┏━━

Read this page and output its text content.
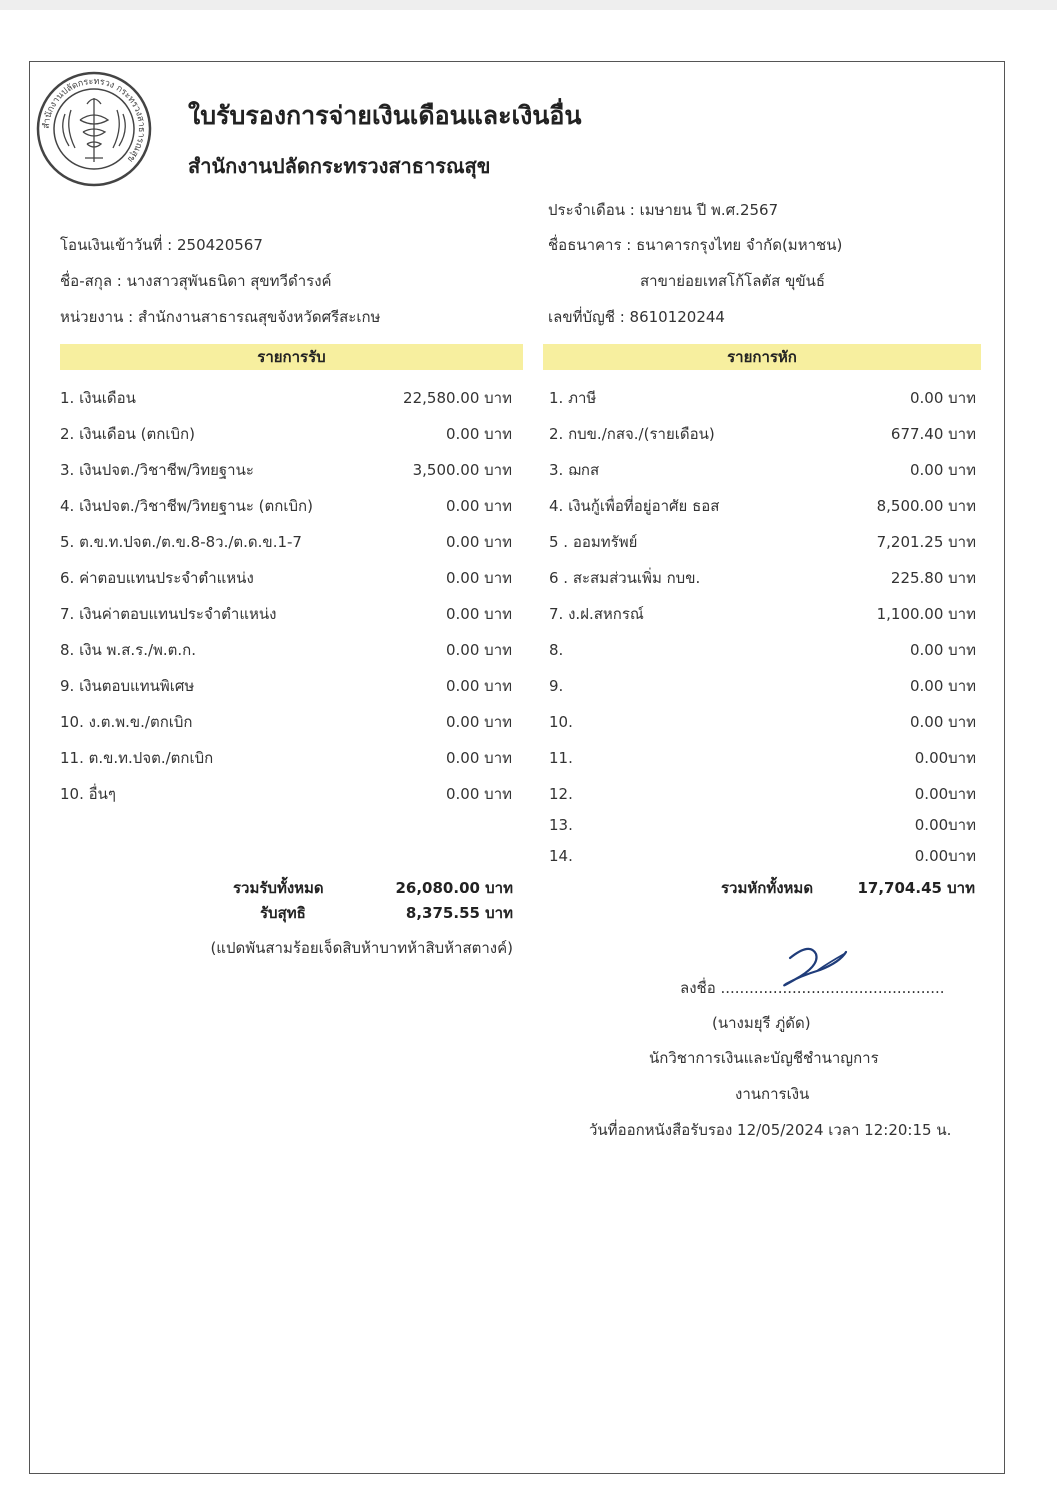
สำนักงานปลัดกระทรวง กระทรวงสาธารณสุข
ใบรับรองการจ่ายเงินเดือนและเงินอื่น
สำนักงานปลัดกระทรวงสาธารณสุข
ประจำเดือน : เมษายน ปี พ.ศ.2567
โอนเงินเข้าวันที่ : 250420567	ชื่อธนาคาร : ธนาคารกรุงไทย จำกัด(มหาชน)
ชื่อ-สกุล : นางสาวสุพันธนิดา สุขทวีดำรงค์	สาขาย่อยเทสโก้โลตัส ขุขันธ์
หน่วยงาน : สำนักงานสาธารณสุขจังหวัดศรีสะเกษ	เลขที่บัญชี : 8610120244
รายการรับ	รายการหัก
1. เงินเดือน	22,580.00 บาท
2. เงินเดือน (ตกเบิก)	0.00 บาท
3. เงินปจต./วิชาชีพ/วิทยฐานะ	3,500.00 บาท
4. เงินปจต./วิชาชีพ/วิทยฐานะ (ตกเบิก)	0.00 บาท
5. ต.ข.ท.ปจต./ต.ข.8-8ว./ต.ด.ข.1-7	0.00 บาท
6. ค่าตอบแทนประจำตำแหน่ง	0.00 บาท
7. เงินค่าตอบแทนประจำตำแหน่ง	0.00 บาท
8. เงิน พ.ส.ร./พ.ต.ก.	0.00 บาท
9. เงินตอบแทนพิเศษ	0.00 บาท
10. ง.ต.พ.ข./ตกเบิก	0.00 บาท
11. ต.ข.ท.ปจต./ตกเบิก	0.00 บาท
10. อื่นๆ	0.00 บาท
1. ภาษี	0.00 บาท
2. กบข./กสจ./(รายเดือน)	677.40 บาท
3. ฌกส	0.00 บาท
4. เงินกู้เพื่อที่อยู่อาศัย ธอส	8,500.00 บาท
5 . ออมทรัพย์	7,201.25 บาท
6 . สะสมส่วนเพิ่ม กบข.	225.80 บาท
7. ง.ฝ.สหกรณ์	1,100.00 บาท
8.	0.00 บาท
9.	0.00 บาท
10.	0.00 บาท
11.	0.00บาท
12.	0.00บาท
13.	0.00บาท
14.	0.00บาท
รวมรับทั้งหมด	26,080.00 บาท
รับสุทธิ	8,375.55 บาท
(แปดพันสามร้อยเจ็ดสิบห้าบาทห้าสิบห้าสตางค์)
รวมหักทั้งหมด	17,704.45 บาท
ลงชื่อ ...............................................
(นางมยุรี ภู่ดัด)
นักวิชาการเงินและบัญชีชำนาญการ
งานการเงิน
วันที่ออกหนังสือรับรอง 12/05/2024 เวลา 12:20:15 น.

┗━━

Leave out the pictures and print each record exactly as it stands.

— Finished exercise —
Read this page and output its text content.
สำนักงานปลัดกระทรวง กระทรวงสาธารณสุข
ใบรับรองการจ่ายเงินเดือนและเงินอื่น
สำนักงานปลัดกระทรวงสาธารณสุข
ประจำเดือน : เมษายน ปี พ.ศ.2567
โอนเงินเข้าวันที่ : 250420567	ชื่อธนาคาร : ธนาคารกรุงไทย จำกัด(มหาชน)
ชื่อ-สกุล : นางสาวสุพันธนิดา สุขทวีดำรงค์	สาขาย่อยเทสโก้โลตัส ขุขันธ์
หน่วยงาน : สำนักงานสาธารณสุขจังหวัดศรีสะเกษ	เลขที่บัญชี : 8610120244
รายการรับ	รายการหัก
1. เงินเดือน	22,580.00 บาท
2. เงินเดือน (ตกเบิก)	0.00 บาท
3. เงินปจต./วิชาชีพ/วิทยฐานะ	3,500.00 บาท
4. เงินปจต./วิชาชีพ/วิทยฐานะ (ตกเบิก)	0.00 บาท
5. ต.ข.ท.ปจต./ต.ข.8-8ว./ต.ด.ข.1-7	0.00 บาท
6. ค่าตอบแทนประจำตำแหน่ง	0.00 บาท
7. เงินค่าตอบแทนประจำตำแหน่ง	0.00 บาท
8. เงิน พ.ส.ร./พ.ต.ก.	0.00 บาท
9. เงินตอบแทนพิเศษ	0.00 บาท
10. ง.ต.พ.ข./ตกเบิก	0.00 บาท
11. ต.ข.ท.ปจต./ตกเบิก	0.00 บาท
10. อื่นๆ	0.00 บาท
1. ภาษี	0.00 บาท
2. กบข./กสจ./(รายเดือน)	677.40 บาท
3. ฌกส	0.00 บาท
4. เงินกู้เพื่อที่อยู่อาศัย ธอส	8,500.00 บาท
5 . ออมทรัพย์	7,201.25 บาท
6 . สะสมส่วนเพิ่ม กบข.	225.80 บาท
7. ง.ฝ.สหกรณ์	1,100.00 บาท
8.	0.00 บาท
9.	0.00 บาท
10.	0.00 บาท
11.	0.00บาท
12.	0.00บาท
13.	0.00บาท
14.	0.00บาท
รวมรับทั้งหมด	26,080.00 บาท
รับสุทธิ	8,375.55 บาท
(แปดพันสามร้อยเจ็ดสิบห้าบาทห้าสิบห้าสตางค์)
รวมหักทั้งหมด	17,704.45 บาท
ลงชื่อ ...............................................
(นางมยุรี ภู่ดัด)
นักวิชาการเงินและบัญชีชำนาญการ
งานการเงิน
วันที่ออกหนังสือรับรอง 12/05/2024 เวลา 12:20:15 น.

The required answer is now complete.